#### Given data

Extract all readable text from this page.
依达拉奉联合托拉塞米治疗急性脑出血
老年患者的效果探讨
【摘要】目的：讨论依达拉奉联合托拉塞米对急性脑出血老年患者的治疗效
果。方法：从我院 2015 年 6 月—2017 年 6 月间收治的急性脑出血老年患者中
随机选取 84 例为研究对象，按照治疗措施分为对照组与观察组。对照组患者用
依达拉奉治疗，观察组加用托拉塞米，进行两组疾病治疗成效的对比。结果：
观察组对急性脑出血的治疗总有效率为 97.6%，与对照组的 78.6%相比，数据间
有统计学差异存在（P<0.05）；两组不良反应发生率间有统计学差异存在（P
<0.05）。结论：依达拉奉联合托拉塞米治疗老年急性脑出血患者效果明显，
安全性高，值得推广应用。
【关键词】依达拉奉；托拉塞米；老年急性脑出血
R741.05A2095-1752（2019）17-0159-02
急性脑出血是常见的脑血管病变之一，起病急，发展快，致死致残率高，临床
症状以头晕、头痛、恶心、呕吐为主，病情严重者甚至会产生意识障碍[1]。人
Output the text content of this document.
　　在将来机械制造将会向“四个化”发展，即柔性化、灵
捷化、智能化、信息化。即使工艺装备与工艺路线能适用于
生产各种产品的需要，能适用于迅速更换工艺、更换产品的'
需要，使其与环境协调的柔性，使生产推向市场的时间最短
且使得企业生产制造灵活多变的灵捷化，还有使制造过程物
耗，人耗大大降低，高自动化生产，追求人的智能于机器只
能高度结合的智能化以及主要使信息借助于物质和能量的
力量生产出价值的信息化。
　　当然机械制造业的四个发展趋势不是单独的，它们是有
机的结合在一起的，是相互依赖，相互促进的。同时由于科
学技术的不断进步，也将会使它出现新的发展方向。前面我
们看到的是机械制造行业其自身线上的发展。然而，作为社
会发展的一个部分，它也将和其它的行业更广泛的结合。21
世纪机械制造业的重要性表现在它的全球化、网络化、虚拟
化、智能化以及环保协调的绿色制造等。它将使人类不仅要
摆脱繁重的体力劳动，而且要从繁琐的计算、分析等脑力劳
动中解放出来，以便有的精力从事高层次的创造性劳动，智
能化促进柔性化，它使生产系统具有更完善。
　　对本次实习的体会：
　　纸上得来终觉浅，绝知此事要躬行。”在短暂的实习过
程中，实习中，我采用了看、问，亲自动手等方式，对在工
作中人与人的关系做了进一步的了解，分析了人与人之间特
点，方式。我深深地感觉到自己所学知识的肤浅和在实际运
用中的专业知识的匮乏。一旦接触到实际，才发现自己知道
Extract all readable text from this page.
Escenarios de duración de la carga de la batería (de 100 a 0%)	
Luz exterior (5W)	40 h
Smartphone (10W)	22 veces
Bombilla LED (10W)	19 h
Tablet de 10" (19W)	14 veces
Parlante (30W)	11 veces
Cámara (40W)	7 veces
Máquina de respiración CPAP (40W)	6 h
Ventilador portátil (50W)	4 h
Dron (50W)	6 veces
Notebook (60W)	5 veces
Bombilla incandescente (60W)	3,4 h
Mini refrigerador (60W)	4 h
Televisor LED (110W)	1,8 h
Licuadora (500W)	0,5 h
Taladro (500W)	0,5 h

########

▶ [Objective]: All of the data above should be transcribed exactly.

▶ [Solution for this problem]:
Extract all readable text from this page.
依达拉奉联合托拉塞米治疗急性脑出血
老年患者的效果探讨
【摘要】目的：讨论依达拉奉联合托拉塞米对急性脑出血老年患者的治疗效
果。方法：从我院 2015 年 6 月—2017 年 6 月间收治的急性脑出血老年患者中
随机选取 84 例为研究对象，按照治疗措施分为对照组与观察组。对照组患者用
依达拉奉治疗，观察组加用托拉塞米，进行两组疾病治疗成效的对比。结果：
观察组对急性脑出血的治疗总有效率为 97.6%，与对照组的 78.6%相比，数据间
有统计学差异存在（P<0.05）；两组不良反应发生率间有统计学差异存在（P
<0.05）。结论：依达拉奉联合托拉塞米治疗老年急性脑出血患者效果明显，
安全性高，值得推广应用。
【关键词】依达拉奉；托拉塞米；老年急性脑出血
R741.05A2095-1752（2019）17-0159-02
急性脑出血是常见的脑血管病变之一，起病急，发展快，致死致残率高，临床
症状以头晕、头痛、恶心、呕吐为主，病情严重者甚至会产生意识障碍[1]。人
Output the text content of this document.
　　在将来机械制造将会向“四个化”发展，即柔性化、灵
捷化、智能化、信息化。即使工艺装备与工艺路线能适用于
生产各种产品的需要，能适用于迅速更换工艺、更换产品的'
需要，使其与环境协调的柔性，使生产推向市场的时间最短
且使得企业生产制造灵活多变的灵捷化，还有使制造过程物
耗，人耗大大降低，高自动化生产，追求人的智能于机器只
能高度结合的智能化以及主要使信息借助于物质和能量的
力量生产出价值的信息化。
　　当然机械制造业的四个发展趋势不是单独的，它们是有
机的结合在一起的，是相互依赖，相互促进的。同时由于科
学技术的不断进步，也将会使它出现新的发展方向。前面我
们看到的是机械制造行业其自身线上的发展。然而，作为社
会发展的一个部分，它也将和其它的行业更广泛的结合。21
世纪机械制造业的重要性表现在它的全球化、网络化、虚拟
化、智能化以及环保协调的绿色制造等。它将使人类不仅要
摆脱繁重的体力劳动，而且要从繁琐的计算、分析等脑力劳
动中解放出来，以便有的精力从事高层次的创造性劳动，智
能化促进柔性化，它使生产系统具有更完善。
　　对本次实习的体会：
　　纸上得来终觉浅，绝知此事要躬行。”在短暂的实习过
程中，实习中，我采用了看、问，亲自动手等方式，对在工
作中人与人的关系做了进一步的了解，分析了人与人之间特
点，方式。我深深地感觉到自己所学知识的肤浅和在实际运
用中的专业知识的匮乏。一旦接触到实际，才发现自己知道
Extract all readable text from this page.
Escenarios de duración de la carga de la batería (de 100 a 0%)	
Luz exterior (5W)	40 h
Smartphone (10W)	22 veces
Bombilla LED (10W)	19 h
Tablet de 10" (19W)	14 veces
Parlante (30W)	11 veces
Cámara (40W)	7 veces
Máquina de respiración CPAP (40W)	6 h
Ventilador portátil (50W)	4 h
Dron (50W)	6 veces
Notebook (60W)	5 veces
Bombilla incandescente (60W)	3,4 h
Mini refrigerador (60W)	4 h
Televisor LED (110W)	1,8 h
Licuadora (500W)	0,5 h
Taladro (500W)	0,5 h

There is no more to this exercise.